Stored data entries

■ ■ ■

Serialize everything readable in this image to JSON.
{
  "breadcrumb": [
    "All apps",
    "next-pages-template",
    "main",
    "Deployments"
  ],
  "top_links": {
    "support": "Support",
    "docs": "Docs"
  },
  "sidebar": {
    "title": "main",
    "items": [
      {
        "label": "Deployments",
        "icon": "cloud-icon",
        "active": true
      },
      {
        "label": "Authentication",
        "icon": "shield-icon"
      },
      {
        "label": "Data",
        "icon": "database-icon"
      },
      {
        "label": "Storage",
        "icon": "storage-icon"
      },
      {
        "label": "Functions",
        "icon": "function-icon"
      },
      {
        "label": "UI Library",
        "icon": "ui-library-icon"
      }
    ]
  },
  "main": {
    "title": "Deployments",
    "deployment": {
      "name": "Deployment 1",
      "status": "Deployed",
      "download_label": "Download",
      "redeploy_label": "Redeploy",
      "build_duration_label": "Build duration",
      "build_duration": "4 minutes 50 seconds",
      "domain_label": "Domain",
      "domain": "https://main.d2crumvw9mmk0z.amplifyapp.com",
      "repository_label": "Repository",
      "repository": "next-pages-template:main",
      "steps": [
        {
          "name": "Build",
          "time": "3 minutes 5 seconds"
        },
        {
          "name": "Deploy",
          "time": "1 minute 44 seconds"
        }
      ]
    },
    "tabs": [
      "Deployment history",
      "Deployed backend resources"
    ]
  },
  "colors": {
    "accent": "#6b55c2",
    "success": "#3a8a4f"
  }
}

■ ■ ■

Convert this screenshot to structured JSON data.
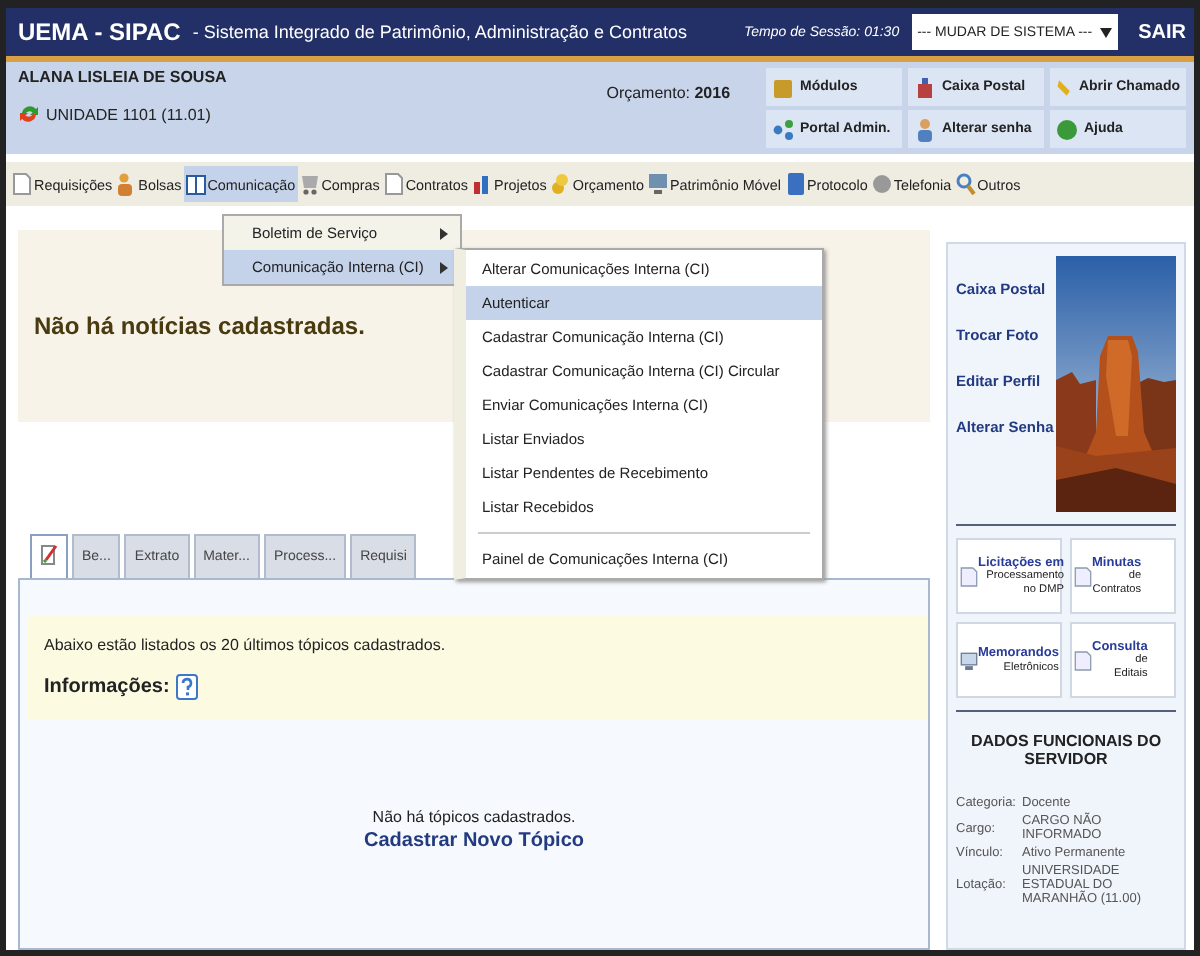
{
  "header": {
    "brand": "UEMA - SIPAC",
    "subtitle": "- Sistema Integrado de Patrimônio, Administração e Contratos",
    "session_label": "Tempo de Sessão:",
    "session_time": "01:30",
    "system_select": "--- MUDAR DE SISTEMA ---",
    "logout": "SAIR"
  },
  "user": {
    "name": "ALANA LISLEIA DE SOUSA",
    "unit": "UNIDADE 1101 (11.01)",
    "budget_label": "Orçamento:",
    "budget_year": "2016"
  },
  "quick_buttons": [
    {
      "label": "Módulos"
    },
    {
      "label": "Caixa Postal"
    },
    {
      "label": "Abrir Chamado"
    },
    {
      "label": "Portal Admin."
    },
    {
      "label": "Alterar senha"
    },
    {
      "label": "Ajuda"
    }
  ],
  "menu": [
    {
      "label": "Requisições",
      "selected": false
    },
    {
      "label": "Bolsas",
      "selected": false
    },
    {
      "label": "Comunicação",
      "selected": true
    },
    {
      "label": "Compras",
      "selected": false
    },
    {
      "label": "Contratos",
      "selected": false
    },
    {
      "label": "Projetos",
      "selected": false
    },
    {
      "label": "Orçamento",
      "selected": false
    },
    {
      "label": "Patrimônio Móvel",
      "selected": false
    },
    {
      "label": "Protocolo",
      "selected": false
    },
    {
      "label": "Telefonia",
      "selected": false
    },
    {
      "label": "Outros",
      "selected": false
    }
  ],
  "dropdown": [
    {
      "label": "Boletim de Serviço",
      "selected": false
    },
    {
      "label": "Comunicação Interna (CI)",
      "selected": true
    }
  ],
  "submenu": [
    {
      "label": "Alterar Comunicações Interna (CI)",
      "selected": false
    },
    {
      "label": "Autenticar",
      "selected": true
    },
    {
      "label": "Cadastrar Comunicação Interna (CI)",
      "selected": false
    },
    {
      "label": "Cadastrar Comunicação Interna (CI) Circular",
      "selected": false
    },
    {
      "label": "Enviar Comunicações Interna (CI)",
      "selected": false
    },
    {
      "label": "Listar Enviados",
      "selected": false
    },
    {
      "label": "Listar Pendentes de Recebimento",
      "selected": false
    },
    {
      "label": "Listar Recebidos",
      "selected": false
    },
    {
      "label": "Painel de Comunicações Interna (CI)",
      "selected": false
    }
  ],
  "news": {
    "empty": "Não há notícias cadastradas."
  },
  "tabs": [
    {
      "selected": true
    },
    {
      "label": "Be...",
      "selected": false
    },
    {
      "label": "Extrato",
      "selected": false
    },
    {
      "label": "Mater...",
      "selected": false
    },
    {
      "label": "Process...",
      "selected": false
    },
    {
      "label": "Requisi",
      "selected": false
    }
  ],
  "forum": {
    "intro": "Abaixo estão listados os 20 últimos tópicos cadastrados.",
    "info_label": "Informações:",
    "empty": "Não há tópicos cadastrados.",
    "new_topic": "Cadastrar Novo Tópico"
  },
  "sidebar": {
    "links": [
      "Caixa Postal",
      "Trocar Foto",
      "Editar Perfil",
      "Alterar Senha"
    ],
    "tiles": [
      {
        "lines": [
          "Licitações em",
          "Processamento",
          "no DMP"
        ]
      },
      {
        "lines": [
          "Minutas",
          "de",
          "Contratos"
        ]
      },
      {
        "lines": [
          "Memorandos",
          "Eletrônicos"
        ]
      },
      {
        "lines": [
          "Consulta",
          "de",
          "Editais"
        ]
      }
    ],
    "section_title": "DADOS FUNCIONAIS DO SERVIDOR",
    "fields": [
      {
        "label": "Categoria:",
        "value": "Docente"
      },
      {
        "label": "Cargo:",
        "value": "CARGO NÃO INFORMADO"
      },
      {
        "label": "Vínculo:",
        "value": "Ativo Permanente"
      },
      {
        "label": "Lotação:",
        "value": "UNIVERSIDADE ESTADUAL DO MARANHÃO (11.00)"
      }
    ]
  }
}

■ ■ ■

Determine how many lines include the word "Contratos" and report that number by itself.

Exercise result ▸ 3